**PROBLEM REQUIREMENTS:** Will you restate verbatim the lines running from the line with "Decode this image" to the end of the data, leaving out everything else?

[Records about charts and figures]
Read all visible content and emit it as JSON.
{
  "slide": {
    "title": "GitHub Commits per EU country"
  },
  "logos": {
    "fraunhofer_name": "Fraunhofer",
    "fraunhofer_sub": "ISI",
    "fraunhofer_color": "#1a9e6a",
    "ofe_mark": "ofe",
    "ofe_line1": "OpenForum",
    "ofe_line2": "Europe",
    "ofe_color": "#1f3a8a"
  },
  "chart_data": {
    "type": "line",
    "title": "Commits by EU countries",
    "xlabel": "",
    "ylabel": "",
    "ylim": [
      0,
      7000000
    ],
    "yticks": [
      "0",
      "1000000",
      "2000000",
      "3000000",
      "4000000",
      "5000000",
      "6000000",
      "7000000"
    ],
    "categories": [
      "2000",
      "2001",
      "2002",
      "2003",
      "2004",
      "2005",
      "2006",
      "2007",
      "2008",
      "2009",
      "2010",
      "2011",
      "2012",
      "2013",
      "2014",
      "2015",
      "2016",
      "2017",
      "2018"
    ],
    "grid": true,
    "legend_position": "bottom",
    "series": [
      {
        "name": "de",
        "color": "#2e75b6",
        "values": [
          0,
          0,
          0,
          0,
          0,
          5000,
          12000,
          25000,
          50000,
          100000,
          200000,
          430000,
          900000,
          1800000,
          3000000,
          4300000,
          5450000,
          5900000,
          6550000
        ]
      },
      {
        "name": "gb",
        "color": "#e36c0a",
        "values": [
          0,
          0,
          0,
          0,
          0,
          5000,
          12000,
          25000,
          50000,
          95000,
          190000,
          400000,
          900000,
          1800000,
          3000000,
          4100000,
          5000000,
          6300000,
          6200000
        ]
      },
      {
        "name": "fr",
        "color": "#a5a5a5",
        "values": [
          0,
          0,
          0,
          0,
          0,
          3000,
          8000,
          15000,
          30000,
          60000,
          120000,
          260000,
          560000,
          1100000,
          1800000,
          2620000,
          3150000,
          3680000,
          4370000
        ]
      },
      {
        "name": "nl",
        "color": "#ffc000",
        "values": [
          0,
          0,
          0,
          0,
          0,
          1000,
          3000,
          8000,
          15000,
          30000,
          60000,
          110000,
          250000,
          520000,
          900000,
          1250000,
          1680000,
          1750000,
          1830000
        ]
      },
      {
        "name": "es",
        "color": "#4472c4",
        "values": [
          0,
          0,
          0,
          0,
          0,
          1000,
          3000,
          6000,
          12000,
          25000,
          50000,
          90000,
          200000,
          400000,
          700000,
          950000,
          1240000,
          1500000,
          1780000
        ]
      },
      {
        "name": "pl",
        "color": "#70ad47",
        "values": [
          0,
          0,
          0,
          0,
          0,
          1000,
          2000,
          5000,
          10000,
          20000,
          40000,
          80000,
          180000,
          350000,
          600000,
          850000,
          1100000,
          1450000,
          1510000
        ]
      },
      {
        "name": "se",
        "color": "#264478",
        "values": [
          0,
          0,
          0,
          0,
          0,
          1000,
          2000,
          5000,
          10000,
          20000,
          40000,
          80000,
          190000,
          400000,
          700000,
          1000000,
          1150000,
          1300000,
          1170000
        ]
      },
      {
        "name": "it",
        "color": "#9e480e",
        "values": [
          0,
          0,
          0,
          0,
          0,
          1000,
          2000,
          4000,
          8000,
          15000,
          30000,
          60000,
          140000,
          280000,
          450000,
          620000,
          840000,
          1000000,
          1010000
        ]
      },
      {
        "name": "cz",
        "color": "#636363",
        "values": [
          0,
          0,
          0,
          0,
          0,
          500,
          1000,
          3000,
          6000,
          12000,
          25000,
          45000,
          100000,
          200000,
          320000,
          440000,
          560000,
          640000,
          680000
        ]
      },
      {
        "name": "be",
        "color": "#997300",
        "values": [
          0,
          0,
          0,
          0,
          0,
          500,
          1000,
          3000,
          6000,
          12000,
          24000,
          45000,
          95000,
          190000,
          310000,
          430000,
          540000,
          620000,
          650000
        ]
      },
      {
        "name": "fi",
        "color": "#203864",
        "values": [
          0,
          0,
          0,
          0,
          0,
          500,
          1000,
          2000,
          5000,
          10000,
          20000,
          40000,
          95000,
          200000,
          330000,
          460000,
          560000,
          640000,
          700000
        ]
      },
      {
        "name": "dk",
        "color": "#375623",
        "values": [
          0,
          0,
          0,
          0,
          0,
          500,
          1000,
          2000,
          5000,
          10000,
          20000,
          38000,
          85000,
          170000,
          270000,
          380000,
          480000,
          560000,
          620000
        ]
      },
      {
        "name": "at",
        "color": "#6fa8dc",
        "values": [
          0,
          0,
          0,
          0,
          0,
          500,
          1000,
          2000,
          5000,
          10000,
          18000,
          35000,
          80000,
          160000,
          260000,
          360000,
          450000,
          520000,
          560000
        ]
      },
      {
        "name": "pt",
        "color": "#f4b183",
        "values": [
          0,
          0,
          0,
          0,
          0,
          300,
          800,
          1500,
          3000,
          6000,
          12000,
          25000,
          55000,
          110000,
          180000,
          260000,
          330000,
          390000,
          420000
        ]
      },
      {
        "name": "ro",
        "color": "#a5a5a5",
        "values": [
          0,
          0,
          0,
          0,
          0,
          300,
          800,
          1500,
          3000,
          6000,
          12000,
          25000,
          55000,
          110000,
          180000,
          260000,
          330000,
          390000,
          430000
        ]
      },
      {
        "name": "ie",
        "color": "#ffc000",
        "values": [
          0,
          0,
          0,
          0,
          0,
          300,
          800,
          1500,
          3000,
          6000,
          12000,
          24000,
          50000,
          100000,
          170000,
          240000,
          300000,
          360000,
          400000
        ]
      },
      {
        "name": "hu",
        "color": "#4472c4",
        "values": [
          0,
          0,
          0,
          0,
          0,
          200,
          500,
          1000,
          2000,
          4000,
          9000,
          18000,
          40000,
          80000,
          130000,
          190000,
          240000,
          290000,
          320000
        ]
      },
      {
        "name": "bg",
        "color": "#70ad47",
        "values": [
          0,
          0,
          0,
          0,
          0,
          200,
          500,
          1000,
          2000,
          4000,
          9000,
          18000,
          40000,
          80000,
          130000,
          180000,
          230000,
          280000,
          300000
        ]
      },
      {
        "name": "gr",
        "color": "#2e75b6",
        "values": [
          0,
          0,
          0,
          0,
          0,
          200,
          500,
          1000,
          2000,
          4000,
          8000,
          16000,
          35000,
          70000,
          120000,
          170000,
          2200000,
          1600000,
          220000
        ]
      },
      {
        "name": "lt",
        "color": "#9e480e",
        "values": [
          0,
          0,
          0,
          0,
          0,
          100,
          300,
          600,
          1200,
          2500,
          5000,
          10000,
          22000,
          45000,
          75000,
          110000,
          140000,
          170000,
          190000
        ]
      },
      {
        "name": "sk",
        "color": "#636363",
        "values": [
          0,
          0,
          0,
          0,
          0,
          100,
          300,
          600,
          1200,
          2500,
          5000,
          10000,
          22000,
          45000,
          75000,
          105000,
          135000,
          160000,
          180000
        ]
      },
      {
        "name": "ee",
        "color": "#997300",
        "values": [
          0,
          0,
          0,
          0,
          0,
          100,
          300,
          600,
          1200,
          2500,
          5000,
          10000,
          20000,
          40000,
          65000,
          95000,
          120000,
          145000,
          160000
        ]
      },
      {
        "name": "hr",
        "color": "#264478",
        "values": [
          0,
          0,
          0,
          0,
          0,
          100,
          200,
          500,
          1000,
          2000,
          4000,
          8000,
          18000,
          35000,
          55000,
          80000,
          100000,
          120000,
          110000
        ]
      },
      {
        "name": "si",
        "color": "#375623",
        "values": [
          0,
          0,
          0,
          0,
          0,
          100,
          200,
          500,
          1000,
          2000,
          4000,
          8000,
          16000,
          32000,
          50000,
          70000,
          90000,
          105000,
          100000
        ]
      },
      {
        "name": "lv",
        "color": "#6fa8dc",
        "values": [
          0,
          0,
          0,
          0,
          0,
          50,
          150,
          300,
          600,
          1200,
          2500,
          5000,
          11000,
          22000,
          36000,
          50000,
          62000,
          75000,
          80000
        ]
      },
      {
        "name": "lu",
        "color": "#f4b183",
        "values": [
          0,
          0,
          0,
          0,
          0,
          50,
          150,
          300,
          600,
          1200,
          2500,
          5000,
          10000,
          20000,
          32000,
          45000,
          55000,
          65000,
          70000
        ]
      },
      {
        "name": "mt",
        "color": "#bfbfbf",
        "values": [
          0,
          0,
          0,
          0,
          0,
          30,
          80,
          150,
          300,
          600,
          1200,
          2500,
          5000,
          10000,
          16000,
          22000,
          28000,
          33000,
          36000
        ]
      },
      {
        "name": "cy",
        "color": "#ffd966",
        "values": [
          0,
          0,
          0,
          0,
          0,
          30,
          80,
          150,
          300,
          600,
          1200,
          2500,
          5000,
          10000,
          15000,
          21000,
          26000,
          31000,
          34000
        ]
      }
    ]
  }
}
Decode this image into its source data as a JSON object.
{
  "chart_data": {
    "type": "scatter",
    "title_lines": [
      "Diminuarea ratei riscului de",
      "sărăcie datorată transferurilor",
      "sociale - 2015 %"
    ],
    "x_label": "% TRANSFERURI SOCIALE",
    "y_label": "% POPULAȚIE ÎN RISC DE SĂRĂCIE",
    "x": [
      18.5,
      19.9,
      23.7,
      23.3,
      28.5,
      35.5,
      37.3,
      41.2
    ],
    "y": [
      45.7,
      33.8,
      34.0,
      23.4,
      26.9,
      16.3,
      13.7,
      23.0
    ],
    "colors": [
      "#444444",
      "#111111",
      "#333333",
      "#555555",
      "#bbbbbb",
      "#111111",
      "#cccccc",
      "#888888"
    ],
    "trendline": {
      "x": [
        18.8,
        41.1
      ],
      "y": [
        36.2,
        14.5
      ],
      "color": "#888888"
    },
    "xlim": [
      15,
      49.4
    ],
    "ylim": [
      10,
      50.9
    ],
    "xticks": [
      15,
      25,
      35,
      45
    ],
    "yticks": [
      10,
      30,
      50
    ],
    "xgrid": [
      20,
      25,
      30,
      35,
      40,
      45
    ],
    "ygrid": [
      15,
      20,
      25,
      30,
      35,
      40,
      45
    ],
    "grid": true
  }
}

**TASK SOLUTION:**
Decode this image into its source data as a JSON object.
{
  "chart_data": {
    "type": "scatter",
    "title_lines": [
      "Diminuarea ratei riscului de",
      "sărăcie datorată transferurilor",
      "sociale - 2015 %"
    ],
    "x_label": "% TRANSFERURI SOCIALE",
    "y_label": "% POPULAȚIE ÎN RISC DE SĂRĂCIE",
    "x": [
      18.5,
      19.9,
      23.7,
      23.3,
      28.5,
      35.5,
      37.3,
      41.2
    ],
    "y": [
      45.7,
      33.8,
      34.0,
      23.4,
      26.9,
      16.3,
      13.7,
      23.0
    ],
    "colors": [
      "#444444",
      "#111111",
      "#333333",
      "#555555",
      "#bbbbbb",
      "#111111",
      "#cccccc",
      "#888888"
    ],
    "trendline": {
      "x": [
        18.8,
        41.1
      ],
      "y": [
        36.2,
        14.5
      ],
      "color": "#888888"
    },
    "xlim": [
      15,
      49.4
    ],
    "ylim": [
      10,
      50.9
    ],
    "xticks": [
      15,
      25,
      35,
      45
    ],
    "yticks": [
      10,
      30,
      50
    ],
    "xgrid": [
      20,
      25,
      30,
      35,
      40,
      45
    ],
    "ygrid": [
      15,
      20,
      25,
      30,
      35,
      40,
      45
    ],
    "grid": true
  }
}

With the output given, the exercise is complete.